* **Job**: Gather all lines from the material that contain "JSON".

* **Rows**:
_ _ _

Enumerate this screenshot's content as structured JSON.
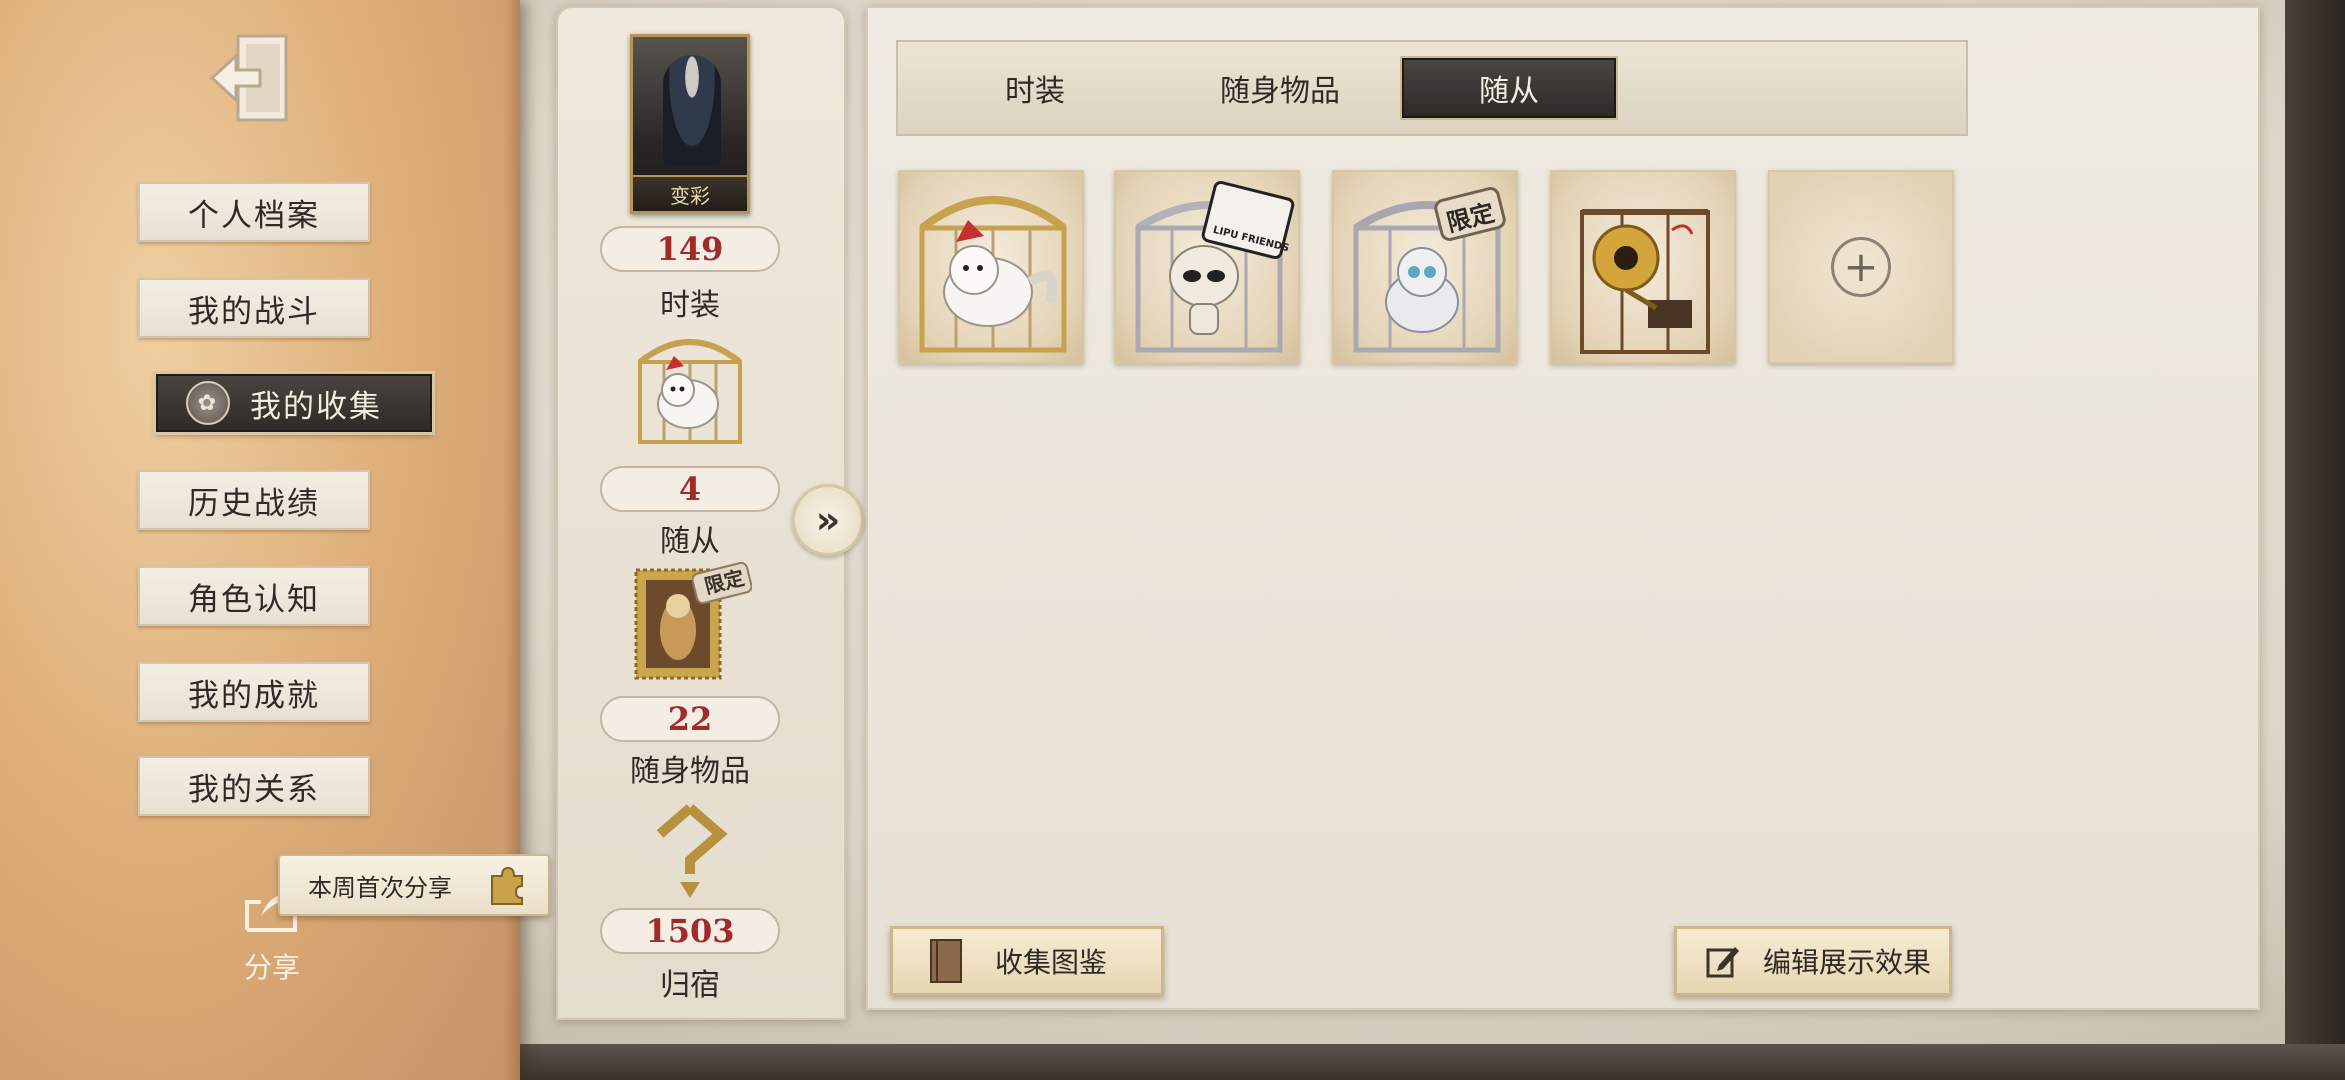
{
  "sidebar": {
    "exit_icon": "exit-door-icon",
    "items": [
      {
        "label": "个人档案"
      },
      {
        "label": "我的战斗"
      },
      {
        "label": "我的收集"
      },
      {
        "label": "历史战绩"
      },
      {
        "label": "角色认知"
      },
      {
        "label": "我的成就"
      },
      {
        "label": "我的关系"
      }
    ],
    "active_index": 2,
    "share_label": "分享",
    "share_tip": "本周首次分享"
  },
  "stats": {
    "portrait_name": "变彩",
    "costume_count": "149",
    "costume_label": "时装",
    "follower_count": "4",
    "follower_label": "随从",
    "accessory_badge": "限定",
    "accessory_count": "22",
    "accessory_label": "随身物品",
    "homestead_count": "1503",
    "homestead_label": "归宿"
  },
  "tabs": [
    {
      "label": "时装"
    },
    {
      "label": "随身物品"
    },
    {
      "label": "随从"
    }
  ],
  "active_tab": 2,
  "items": [
    {
      "name": "white-fox-pet",
      "badge": ""
    },
    {
      "name": "lipu-friends-pet",
      "badge": "LIPU FRIENDS"
    },
    {
      "name": "grey-fox-pet",
      "badge": "限定"
    },
    {
      "name": "gramophone-pet",
      "badge": ""
    }
  ],
  "add_slot_icon": "plus-icon",
  "buttons": {
    "collection_book": "收集图鉴",
    "edit_display": "编辑展示效果"
  },
  "colors": {
    "count_red": "#a22a2a",
    "active_dark": "#2e2a27",
    "sidebar_tan": "#dfb07a"
  }
}
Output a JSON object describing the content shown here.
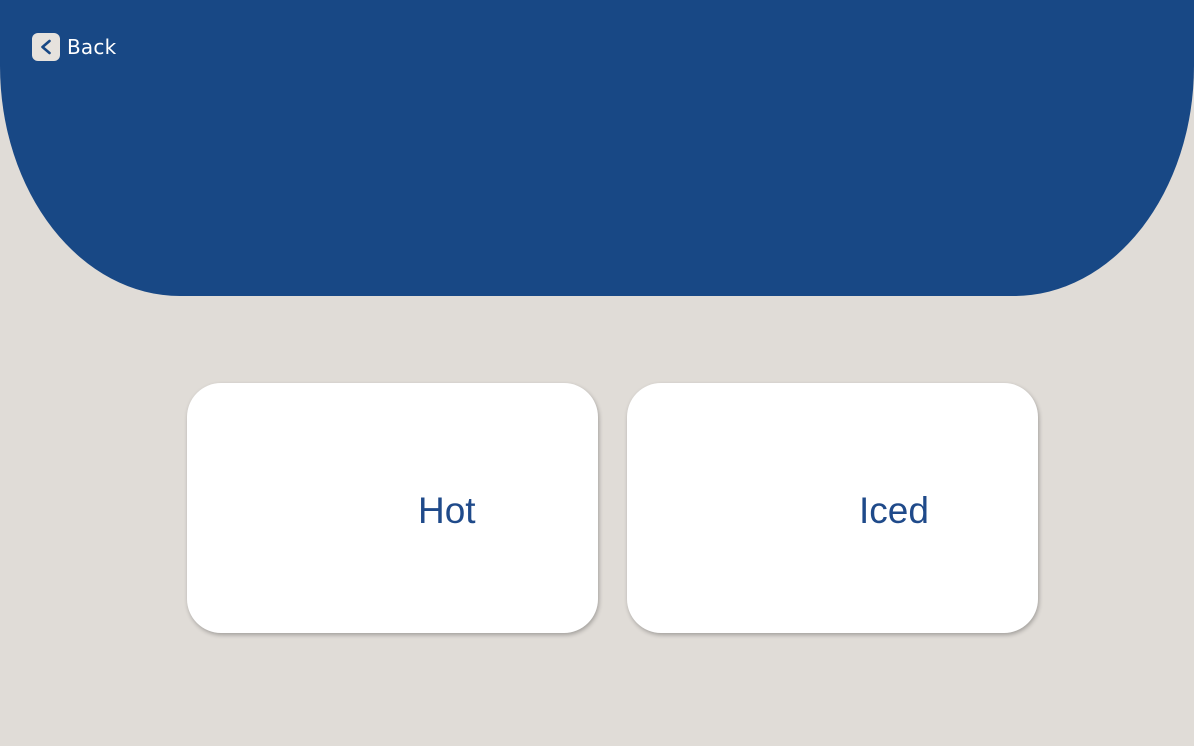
{
  "header": {
    "back_label": "Back",
    "back_icon": "chevron-left-icon",
    "background_color": "#184885"
  },
  "options": [
    {
      "label": "Hot"
    },
    {
      "label": "Iced"
    }
  ],
  "colors": {
    "page_background": "#e0dcd7",
    "card_background": "#ffffff",
    "option_text": "#1f4a8a",
    "back_icon_background": "#e6e2dd"
  }
}
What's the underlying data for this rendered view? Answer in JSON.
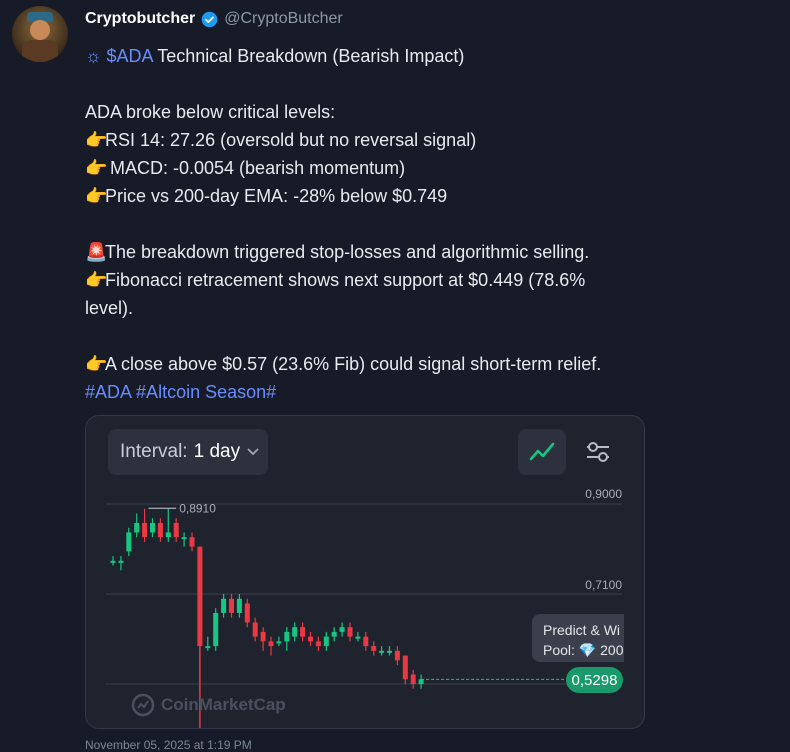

_ _ _

* **Exercise answer**:
Enumerate this screenshot's content as structured JSON.
Output a JSON object describing the content shown here.
What's the underlying data for this rendered view? Answer in JSON.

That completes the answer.